Passage to read —
'''

And I would be equally surprised if the Teachers Unions were against this as well.
Collectivists are responsible for HUNDREDS OF MILLIONS OF DEAD in the last century alone.
originally posted by: Aazadan
I see it as certain things being better to be privatized and other things should be public. The dividing line is if an industry is a social service or not. Social services shouldn't be for profit. That's things like jails, utilities, roads, and education. If companies want to offer competing services that are for profit in that area I think it's fine but they shouldn't get any competitive advantages to doing so, and they should have to meet quality tests. In a world where people are competent the for profit option can never match the not for profit option as it always has an additional layer of costs associated with it, no matter how efficiently it runs... then again, we don't live in such a world.
Other things like goods (those wine shops for example) should be 100% privatized. The state should either be empowering people to sell or getting out of the way so that people can sell (whichever is needed in an area) but not doing it directly itself.
We're talking about an ideology marked by the selling off of public goods to private interests; the attack on social provisions; the rise of the corporate state organized around privatization, free trade, and deregulation; the celebration of self interests over social needs; the celebration of profit-making as the essence of democracy coupled with the utterly reductionist notion that consumption is the only applicable form of citizenship. But even more than that, it upholds the notion that the market serves as a model for structuring all social relations: not just the economy, but the governing of all of social life.
Ok smart guy, if "some rich people" didnt spend their money to start companies that make houses, water treatment plants and equipment, food, farm equipment and packing equipment to grow, produce food, chem labs to research , design and manufacture the medicine.
originally posted by: eventHorizon
There are times when local government handling a task is better, more ethical and fair, than a private corporation handling the same task. Corporatism is not an answer for everything. Sadly, many are too brain-washed to not see it that way. They cheers corporations everywhere and end up with deteriorated monopolized private corporate abuse.

'''

[Extracted records]

'''

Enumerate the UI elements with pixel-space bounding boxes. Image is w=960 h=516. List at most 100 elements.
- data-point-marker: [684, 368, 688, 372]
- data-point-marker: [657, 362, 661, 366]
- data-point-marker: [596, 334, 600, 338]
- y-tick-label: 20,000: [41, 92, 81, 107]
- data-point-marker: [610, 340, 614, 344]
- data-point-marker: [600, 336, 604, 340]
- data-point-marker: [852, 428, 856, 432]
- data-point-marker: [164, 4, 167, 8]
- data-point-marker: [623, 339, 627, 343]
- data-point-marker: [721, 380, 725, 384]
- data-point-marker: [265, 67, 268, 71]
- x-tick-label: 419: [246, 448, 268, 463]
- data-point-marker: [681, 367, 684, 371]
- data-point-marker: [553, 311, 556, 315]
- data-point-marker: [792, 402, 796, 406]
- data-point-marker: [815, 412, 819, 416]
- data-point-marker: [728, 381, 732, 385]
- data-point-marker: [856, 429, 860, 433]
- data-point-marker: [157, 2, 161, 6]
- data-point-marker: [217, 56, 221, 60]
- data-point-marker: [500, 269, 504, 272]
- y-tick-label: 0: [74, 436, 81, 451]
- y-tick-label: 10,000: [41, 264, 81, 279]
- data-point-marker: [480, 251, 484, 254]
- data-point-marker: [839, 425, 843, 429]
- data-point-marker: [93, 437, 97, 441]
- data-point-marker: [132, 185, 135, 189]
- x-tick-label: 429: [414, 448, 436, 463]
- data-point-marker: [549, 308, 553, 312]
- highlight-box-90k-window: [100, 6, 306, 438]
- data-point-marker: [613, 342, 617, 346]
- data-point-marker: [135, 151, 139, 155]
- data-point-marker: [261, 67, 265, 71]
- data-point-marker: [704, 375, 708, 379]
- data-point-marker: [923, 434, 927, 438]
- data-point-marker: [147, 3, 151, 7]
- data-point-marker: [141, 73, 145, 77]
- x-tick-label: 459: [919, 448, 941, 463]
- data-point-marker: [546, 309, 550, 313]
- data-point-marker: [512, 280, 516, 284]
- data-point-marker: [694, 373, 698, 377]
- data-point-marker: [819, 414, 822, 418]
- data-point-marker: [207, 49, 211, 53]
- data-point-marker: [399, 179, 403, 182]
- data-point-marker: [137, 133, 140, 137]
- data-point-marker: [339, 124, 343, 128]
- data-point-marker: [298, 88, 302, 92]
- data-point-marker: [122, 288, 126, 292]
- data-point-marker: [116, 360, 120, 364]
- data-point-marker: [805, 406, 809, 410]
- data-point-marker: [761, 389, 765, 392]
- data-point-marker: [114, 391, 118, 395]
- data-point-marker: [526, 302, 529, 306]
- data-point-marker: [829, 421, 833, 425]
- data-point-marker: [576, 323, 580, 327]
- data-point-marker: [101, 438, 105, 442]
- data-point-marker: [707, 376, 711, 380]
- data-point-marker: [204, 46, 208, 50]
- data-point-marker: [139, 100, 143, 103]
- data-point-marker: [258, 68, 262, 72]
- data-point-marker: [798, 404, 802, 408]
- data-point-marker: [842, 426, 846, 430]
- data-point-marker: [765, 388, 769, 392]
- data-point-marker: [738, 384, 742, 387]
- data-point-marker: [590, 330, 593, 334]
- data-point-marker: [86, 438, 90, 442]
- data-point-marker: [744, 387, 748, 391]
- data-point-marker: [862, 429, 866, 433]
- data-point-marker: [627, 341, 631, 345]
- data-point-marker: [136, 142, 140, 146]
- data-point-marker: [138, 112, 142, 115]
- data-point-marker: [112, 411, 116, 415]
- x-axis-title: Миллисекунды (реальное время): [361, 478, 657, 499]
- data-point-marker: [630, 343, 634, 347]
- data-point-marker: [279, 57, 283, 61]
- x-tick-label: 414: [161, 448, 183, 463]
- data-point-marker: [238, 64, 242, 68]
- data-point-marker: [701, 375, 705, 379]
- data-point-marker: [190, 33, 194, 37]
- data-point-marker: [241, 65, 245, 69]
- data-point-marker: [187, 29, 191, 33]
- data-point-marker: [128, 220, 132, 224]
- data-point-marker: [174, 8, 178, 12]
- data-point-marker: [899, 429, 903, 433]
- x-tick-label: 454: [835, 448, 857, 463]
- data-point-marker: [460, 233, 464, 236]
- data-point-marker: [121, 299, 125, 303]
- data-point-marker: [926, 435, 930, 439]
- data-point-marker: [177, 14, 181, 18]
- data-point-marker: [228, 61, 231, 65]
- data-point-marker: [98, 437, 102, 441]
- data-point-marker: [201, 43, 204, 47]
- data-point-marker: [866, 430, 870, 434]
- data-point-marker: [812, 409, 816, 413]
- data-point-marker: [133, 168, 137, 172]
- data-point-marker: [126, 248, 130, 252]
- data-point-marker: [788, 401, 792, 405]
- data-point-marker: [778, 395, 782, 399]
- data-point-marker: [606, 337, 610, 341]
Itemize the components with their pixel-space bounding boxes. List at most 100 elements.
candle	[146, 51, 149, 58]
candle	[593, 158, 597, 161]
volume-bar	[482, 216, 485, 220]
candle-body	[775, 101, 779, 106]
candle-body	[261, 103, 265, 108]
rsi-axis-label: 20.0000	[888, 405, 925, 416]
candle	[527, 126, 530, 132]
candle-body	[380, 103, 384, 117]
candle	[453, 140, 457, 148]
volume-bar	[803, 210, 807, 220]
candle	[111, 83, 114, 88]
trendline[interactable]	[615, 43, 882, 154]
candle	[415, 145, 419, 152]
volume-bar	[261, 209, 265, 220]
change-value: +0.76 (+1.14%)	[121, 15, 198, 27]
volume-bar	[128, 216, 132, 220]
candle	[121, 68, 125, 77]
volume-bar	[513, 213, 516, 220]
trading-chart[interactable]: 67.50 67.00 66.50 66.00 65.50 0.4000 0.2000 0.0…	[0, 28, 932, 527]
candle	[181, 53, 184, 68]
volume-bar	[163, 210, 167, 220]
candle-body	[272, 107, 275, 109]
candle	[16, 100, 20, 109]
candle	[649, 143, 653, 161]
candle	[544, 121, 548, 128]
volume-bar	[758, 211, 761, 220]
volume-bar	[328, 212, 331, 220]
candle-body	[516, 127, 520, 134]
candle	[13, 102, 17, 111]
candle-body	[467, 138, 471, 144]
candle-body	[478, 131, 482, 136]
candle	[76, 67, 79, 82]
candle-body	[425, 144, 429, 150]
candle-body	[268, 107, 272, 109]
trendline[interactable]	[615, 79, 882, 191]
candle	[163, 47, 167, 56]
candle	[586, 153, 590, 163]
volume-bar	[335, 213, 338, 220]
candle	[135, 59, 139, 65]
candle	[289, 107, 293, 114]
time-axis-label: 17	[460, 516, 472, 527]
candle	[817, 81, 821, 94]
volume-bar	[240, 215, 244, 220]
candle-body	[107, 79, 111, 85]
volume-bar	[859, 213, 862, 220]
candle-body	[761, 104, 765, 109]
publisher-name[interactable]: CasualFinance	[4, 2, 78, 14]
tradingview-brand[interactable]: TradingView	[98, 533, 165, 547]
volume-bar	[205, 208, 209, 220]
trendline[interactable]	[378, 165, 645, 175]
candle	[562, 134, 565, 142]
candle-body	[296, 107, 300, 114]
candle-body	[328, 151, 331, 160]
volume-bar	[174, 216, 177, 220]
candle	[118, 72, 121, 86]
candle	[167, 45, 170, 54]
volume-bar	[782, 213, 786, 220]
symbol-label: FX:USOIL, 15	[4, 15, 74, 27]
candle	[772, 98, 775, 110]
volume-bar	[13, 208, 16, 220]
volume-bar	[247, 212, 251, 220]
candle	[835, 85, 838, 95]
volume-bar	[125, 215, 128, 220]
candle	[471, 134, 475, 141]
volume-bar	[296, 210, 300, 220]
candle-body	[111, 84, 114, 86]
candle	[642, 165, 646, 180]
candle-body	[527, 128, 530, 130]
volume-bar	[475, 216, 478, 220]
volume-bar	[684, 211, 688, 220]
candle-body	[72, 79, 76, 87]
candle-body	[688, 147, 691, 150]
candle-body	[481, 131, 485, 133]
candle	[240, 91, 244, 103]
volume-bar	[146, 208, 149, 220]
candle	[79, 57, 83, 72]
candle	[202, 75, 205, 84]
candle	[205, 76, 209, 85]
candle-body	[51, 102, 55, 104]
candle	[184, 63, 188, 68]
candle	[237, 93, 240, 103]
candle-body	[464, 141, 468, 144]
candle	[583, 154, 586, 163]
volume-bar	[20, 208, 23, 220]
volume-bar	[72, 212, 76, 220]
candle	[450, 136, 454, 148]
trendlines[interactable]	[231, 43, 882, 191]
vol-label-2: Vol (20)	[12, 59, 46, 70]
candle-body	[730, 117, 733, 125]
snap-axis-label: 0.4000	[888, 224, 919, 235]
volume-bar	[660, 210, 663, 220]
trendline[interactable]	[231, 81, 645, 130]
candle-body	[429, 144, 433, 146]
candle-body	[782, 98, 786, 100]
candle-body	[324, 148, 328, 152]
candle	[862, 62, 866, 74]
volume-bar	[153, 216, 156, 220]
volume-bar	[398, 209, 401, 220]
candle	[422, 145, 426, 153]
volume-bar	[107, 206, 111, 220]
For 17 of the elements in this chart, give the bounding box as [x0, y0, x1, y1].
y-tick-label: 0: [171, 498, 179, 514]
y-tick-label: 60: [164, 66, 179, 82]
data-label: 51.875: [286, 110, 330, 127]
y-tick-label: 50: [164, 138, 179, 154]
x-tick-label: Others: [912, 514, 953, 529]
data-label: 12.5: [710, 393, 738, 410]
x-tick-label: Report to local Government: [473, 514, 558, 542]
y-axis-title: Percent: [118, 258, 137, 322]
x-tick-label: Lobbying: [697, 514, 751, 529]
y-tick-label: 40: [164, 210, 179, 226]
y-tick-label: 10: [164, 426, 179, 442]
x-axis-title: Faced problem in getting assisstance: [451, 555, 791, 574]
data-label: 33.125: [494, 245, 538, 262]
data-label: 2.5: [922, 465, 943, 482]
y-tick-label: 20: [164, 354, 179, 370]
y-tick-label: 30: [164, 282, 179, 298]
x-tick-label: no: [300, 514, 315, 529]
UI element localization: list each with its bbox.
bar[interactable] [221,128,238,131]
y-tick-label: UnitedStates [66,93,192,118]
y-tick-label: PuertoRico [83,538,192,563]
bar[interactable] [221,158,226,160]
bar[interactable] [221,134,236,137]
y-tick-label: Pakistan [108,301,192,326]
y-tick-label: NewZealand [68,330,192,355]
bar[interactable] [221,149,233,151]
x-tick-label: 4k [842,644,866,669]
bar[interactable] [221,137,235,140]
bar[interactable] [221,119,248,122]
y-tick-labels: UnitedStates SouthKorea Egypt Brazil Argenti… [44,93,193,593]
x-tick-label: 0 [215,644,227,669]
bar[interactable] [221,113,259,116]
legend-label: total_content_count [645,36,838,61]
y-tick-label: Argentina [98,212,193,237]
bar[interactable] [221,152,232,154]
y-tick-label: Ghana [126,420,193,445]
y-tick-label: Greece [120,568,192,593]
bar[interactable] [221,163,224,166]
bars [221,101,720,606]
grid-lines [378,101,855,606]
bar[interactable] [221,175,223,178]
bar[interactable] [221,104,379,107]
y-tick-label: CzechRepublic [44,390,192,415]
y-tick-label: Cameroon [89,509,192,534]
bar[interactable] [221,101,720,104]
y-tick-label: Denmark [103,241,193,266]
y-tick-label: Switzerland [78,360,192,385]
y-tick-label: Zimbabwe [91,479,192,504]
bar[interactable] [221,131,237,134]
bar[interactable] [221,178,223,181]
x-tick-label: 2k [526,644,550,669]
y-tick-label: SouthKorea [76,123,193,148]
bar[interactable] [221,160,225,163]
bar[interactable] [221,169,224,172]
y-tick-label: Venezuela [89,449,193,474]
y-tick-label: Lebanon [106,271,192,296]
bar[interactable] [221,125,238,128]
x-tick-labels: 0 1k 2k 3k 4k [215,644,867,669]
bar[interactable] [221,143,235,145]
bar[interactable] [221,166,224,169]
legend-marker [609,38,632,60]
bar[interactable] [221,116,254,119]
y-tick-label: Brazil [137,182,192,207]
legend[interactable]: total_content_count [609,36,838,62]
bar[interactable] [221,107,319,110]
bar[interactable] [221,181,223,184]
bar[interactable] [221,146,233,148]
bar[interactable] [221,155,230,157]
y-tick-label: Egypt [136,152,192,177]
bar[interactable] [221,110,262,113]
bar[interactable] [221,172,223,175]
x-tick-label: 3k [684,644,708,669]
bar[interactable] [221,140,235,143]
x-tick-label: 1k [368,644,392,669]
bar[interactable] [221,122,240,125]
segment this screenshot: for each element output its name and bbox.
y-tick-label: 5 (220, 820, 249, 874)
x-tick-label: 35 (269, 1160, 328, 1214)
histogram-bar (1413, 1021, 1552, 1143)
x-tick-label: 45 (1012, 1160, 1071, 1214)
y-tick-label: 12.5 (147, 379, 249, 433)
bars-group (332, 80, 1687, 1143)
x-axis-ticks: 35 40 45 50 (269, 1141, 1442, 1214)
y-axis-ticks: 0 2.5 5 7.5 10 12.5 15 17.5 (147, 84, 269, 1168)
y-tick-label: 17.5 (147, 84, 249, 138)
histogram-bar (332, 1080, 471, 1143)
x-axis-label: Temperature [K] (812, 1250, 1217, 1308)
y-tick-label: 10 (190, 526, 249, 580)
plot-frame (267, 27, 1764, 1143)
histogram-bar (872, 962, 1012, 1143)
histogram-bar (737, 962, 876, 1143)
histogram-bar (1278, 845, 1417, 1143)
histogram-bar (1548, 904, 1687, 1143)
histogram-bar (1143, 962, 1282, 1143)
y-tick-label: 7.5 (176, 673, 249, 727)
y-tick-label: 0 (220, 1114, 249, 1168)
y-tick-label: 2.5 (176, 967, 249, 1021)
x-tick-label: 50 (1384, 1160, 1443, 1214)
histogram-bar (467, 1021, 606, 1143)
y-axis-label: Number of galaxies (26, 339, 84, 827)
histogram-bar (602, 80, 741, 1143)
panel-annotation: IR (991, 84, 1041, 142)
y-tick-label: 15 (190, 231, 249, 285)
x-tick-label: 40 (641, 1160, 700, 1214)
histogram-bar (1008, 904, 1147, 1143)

'''

Tasks to perform —
A. In the privatization discussion, which four things does Aazadan list as social services?
B. Please carry on the forum discussion about privatization after its last sentence.
This data comes from a source separate from the privatization discussion.

Answers provided —
A. Jails, utilities, roads, and education.

B.
originally posted by: FyreByrd
originally posted by: jtma508
Once again, it's not about privatization, per se, but rather the epidemic of political corruption and cronyism. Until we pass laws that make political corruption a Class C or higher felony nothing will change. Politicians have learned that that are no real repercussions for their actions but a rather impressive financial upside. So the problem gets geometrically worse with each new bus load of politicians.
My avatar says it all: Bring out the guillotines. It worked in France.
So you blame politicians (government) and not big business for the Pillage of We The People.
Is that what I'm hearing you say?
Politicians are corrupted by big business interests not the other way around. But you appear to think that government corrupts business. It is a unique perspective.
originally posted by: FyreByrd
originally posted by: eventHorizon
There are times when local government handling a task is better, more ethical and fair, than a private corporation handling the same task. Corporatism is not an answer for everything. Sadly, many are too brain-washed to not see it that way. They cheers corporations everywhere and end up with deteriorated monopolized private corporate abuse.
It isn't only about ethics. There is a very real benefit to the People owning the means of production - profits can go into infrastructure upgrades and other improvements to plant and service (by way of hiring sufficient personal to provide them) rather then into someone's off-shore bank account without any taxes paid into the system.
When 'free market' folk say 'efficient' they mean 'the efficient extraction of public wealth'.